### Short task
Search the data below for the word "валюту" and copy each line that holds it.

### Material
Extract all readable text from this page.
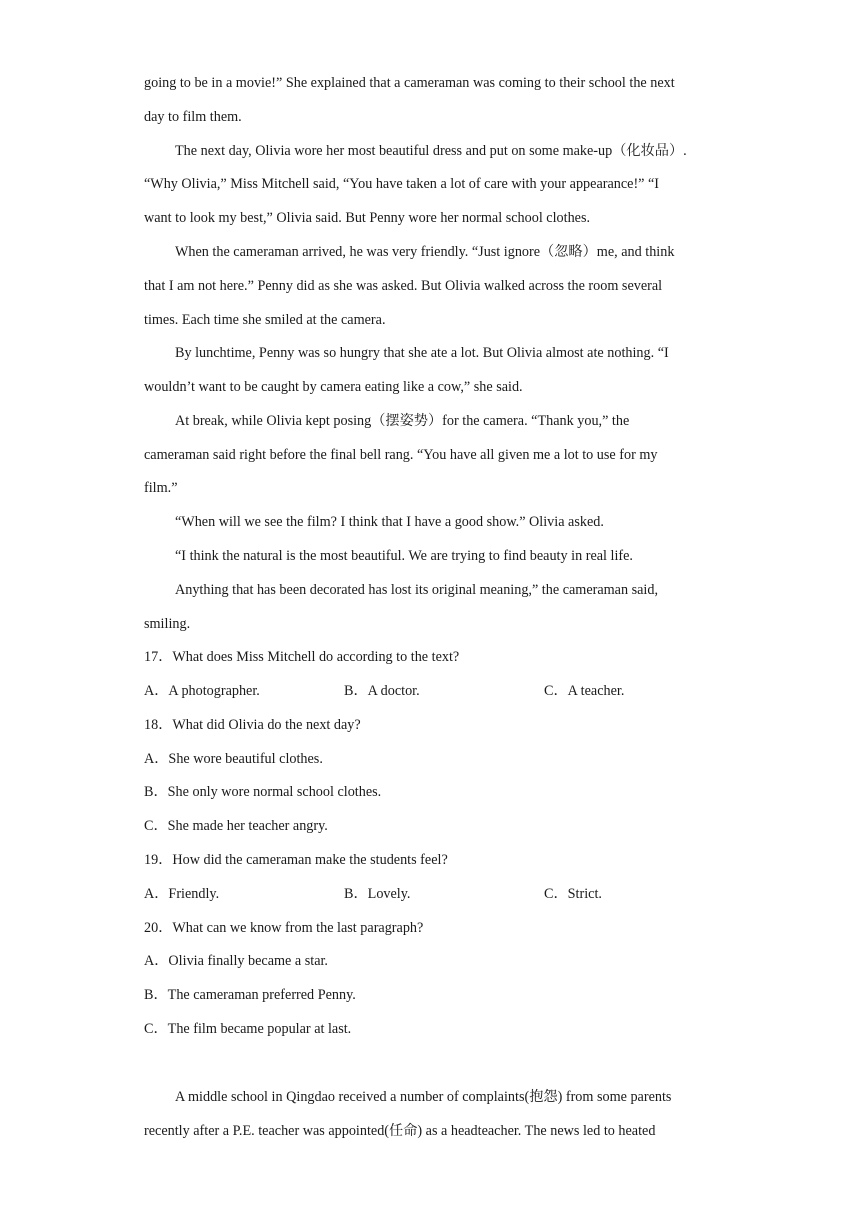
going to be in a movie!” She explained that a cameraman was coming to their school the next
day to film them.
The next day, Olivia wore her most beautiful dress and put on some make-up（化妆品）.
“Why Olivia,” Miss Mitchell said, “You have taken a lot of care with your appearance!” “I
want to look my best,” Olivia said. But Penny wore her normal school clothes.
When the cameraman arrived, he was very friendly. “Just ignore（忽略）me, and think
that I am not here.” Penny did as she was asked. But Olivia walked across the room several
times. Each time she smiled at the camera.
By lunchtime, Penny was so hungry that she ate a lot. But Olivia almost ate nothing. “I
wouldn’t want to be caught by camera eating like a cow,” she said.
At break, while Olivia kept posing（摆姿势）for the camera. “Thank you,” the
cameraman said right before the final bell rang. “You have all given me a lot to use for my
film.”
“When will we see the film? I think that I have a good show.” Olivia asked.
“I think the natural is the most beautiful. We are trying to find beauty in real life.
Anything that has been decorated has lost its original meaning,” the cameraman said,
smiling.
17．What does Miss Mitchell do according to the text?
A．A photographer.	B．A doctor.	C．A teacher.
18．What did Olivia do the next day?
A．She wore beautiful clothes.
B．She only wore normal school clothes.
C．She made her teacher angry.
19．How did the cameraman make the students feel?
A．Friendly.	B．Lovely.	C．Strict.
20．What can we know from the last paragraph?
A．Olivia finally became a star.
B．The cameraman preferred Penny.
C．The film became popular at last.
A middle school in Qingdao received a number of complaints(抱怨) from some parents
recently after a P.E. teacher was appointed(任命) as a headteacher. The news led to heated
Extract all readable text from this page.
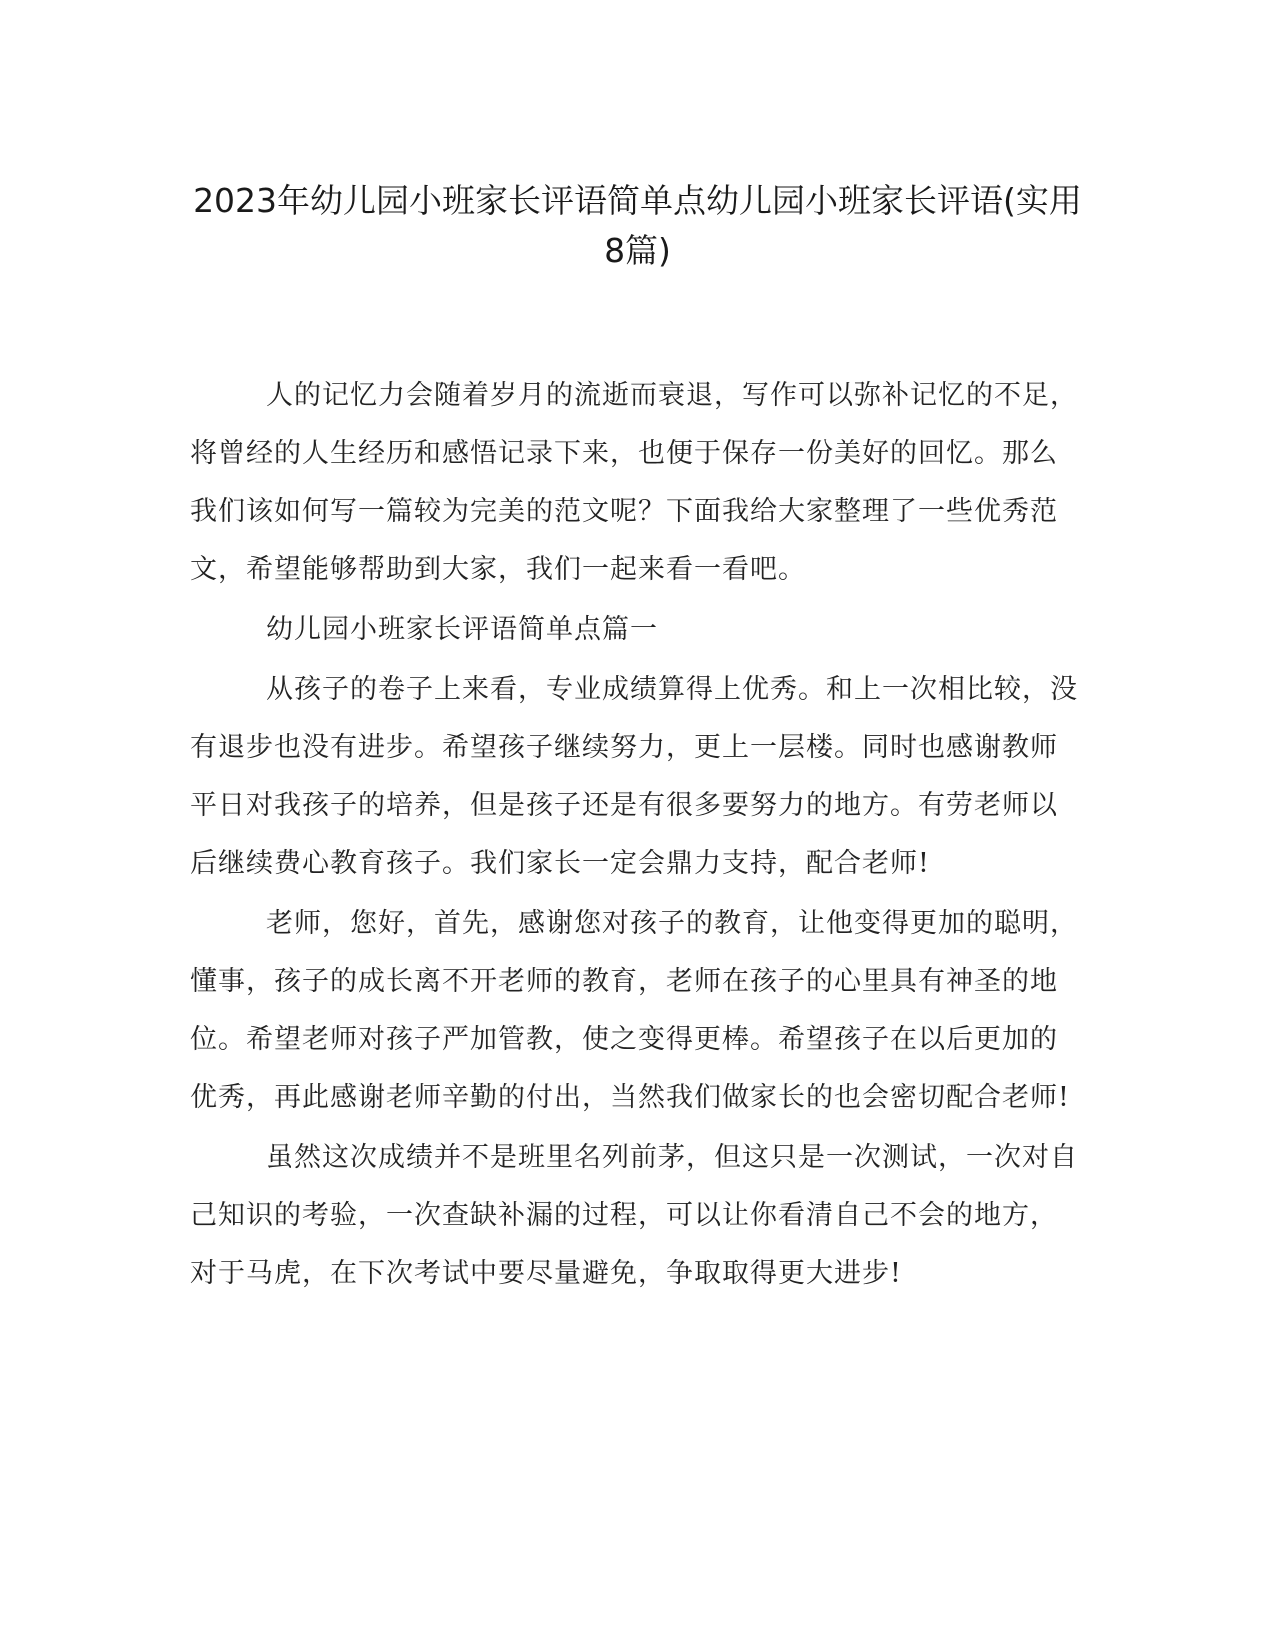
2023年幼儿园小班家长评语简单点幼儿园小班家长评语(实用
8篇)

人的记忆力会随着岁月的流逝而衰退，写作可以弥补记忆的不足，将曾经的人生经历和感悟记录下来，也便于保存一份美好的回忆。那么我们该如何写一篇较为完美的范文呢？下面我给大家整理了一些优秀范文，希望能够帮助到大家，我们一起来看一看吧。

幼儿园小班家长评语简单点篇一

从孩子的卷子上来看，专业成绩算得上优秀。和上一次相比较，没有退步也没有进步。希望孩子继续努力，更上一层楼。同时也感谢教师平日对我孩子的培养，但是孩子还是有很多要努力的地方。有劳老师以后继续费心教育孩子。我们家长一定会鼎力支持，配合老师!

老师，您好，首先，感谢您对孩子的教育，让他变得更加的聪明，懂事，孩子的成长离不开老师的教育，老师在孩子的心里具有神圣的地位。希望老师对孩子严加管教，使之变得更棒。希望孩子在以后更加的优秀，再此感谢老师辛勤的付出，当然我们做家长的也会密切配合老师!

虽然这次成绩并不是班里名列前茅，但这只是一次测试，一次对自己知识的考验，一次查缺补漏的过程，可以让你看清自己不会的地方，对于马虎，在下次考试中要尽量避免，争取取得更大进步!
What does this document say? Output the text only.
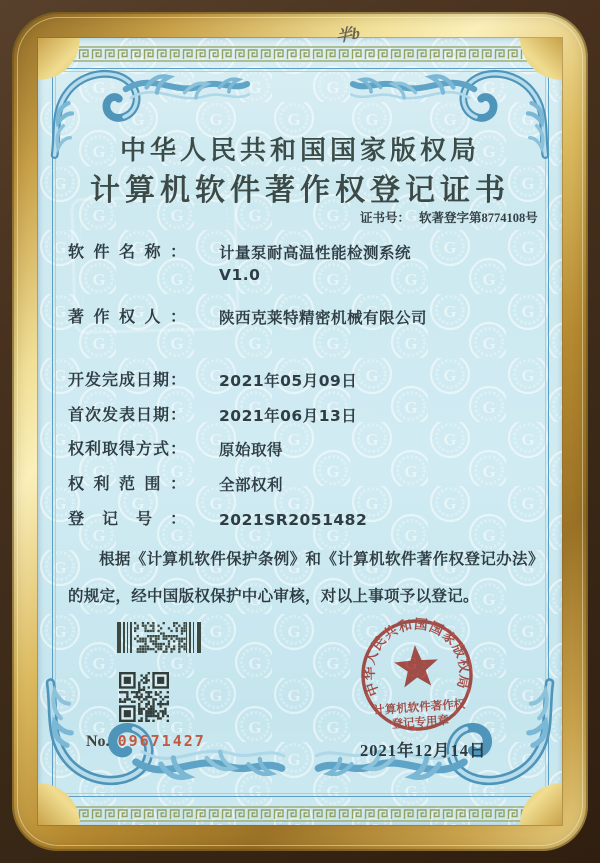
中华人民共和国国家版权局
计算机软件著作权登记证书
证书号： 软著登字第8774108号
软件名称： 计量泵耐高温性能检测系统
V1.0
著作权人： 陕西克莱特精密机械有限公司
开发完成日期： 2021年05月09日
首次发表日期： 2021年06月13日
权利取得方式： 原始取得
权利范围： 全部权利
登记号： 2021SR2051482
根据《计算机软件保护条例》和《计算机软件著作权登记办法》的规定，经中国版权保护中心审核，对以上事项予以登记。
No. 09671427
中华人民共和国国家版权局
计算机软件著作权
登记专用章
2021年12月14日
半b
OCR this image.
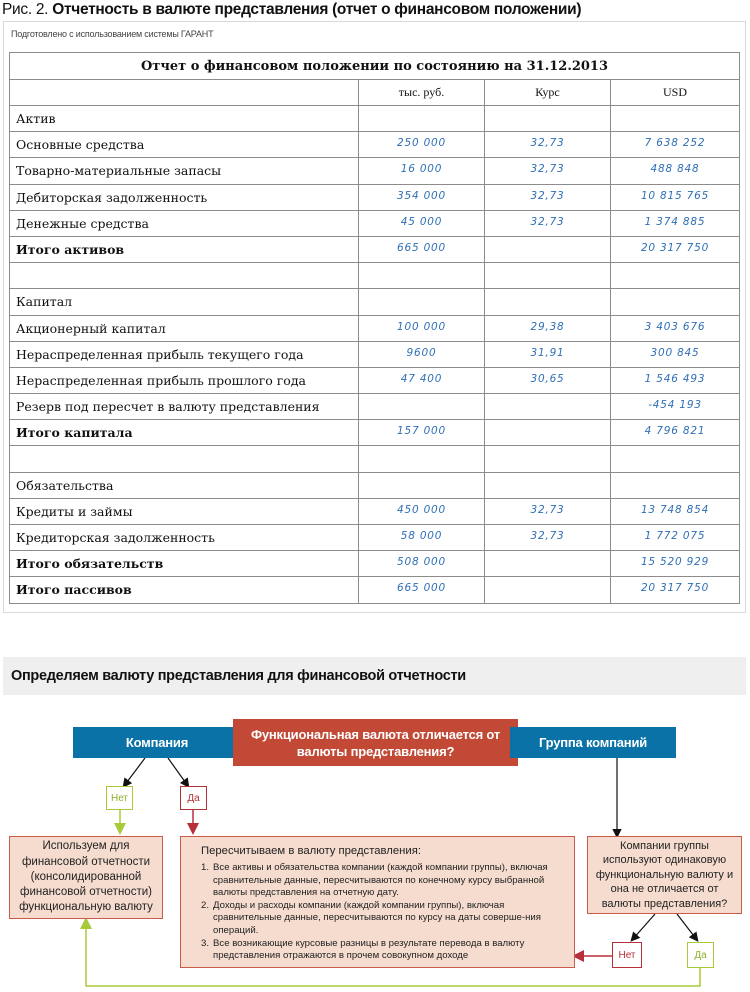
Рис. 2. Отчетность в валюте представления (отчет о финансовом положении)
Подготовлено с использованием системы ГАРАНТ
Отчет о финансовом положении по состоянию на 31.12.2013			
	тыс. руб.	Курс	USD
Актив			
Основные средства	250 000	32,73	7 638 252
Товарно-материальные запасы	16 000	32,73	488 848
Дебиторская задолженность	354 000	32,73	10 815 765
Денежные средства	45 000	32,73	1 374 885
Итого активов	665 000		20 317 750

Капитал			
Акционерный капитал	100 000	29,38	3 403 676
Нераспределенная прибыль текущего года	9600	31,91	300 845
Нераспределенная прибыль прошлого года	47 400	30,65	1 546 493
Резерв под пересчет в валюту представления			-454 193
Итого капитала	157 000		4 796 821

Обязательства			
Кредиты и займы	450 000	32,73	13 748 854
Кредиторская задолженность	58 000	32,73	1 772 075
Итого обязательств	508 000		15 520 929
Итого пассивов	665 000		20 317 750
Определяем валюту представления для финансовой отчетности
Компания
Функциональная валюта отличается от валюты представления?
Группа компаний
Нет	Да
Используем для финансовой отчетности (консолидированной финансовой отчетности) функциональную валюту
Пересчитываем в валюту представления:
1. Все активы и обязательства компании (каждой компании группы), включая сравнительные данные, пересчитываются по конечному курсу выбранной валюты представления на отчетную дату.
2. Доходы и расходы компании (каждой компании группы), включая сравнительные данные, пересчитываются по курсу на даты соверше-ния операций.
3. Все возникающие курсовые разницы в результате перевода в валюту представления отражаются в прочем совокупном доходе
Компании группы используют одинаковую функциональную валюту и она не отличается от валюты представления?
Нет	Да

### Problem solution
Резерв под пересчет в валюту представления			-454 193
Определяем валюту представления для финансовой отчетности
Используем для финансовой отчетности (консолидированной финансовой отчетности) функциональную валюту
Пересчитываем в валюту представления:
3. Все возникающие курсовые разницы в результате перевода в валюту представления отражаются в прочем совокупном доходе
Компании группы используют одинаковую функциональную валюту и она не отличается от валюты представления?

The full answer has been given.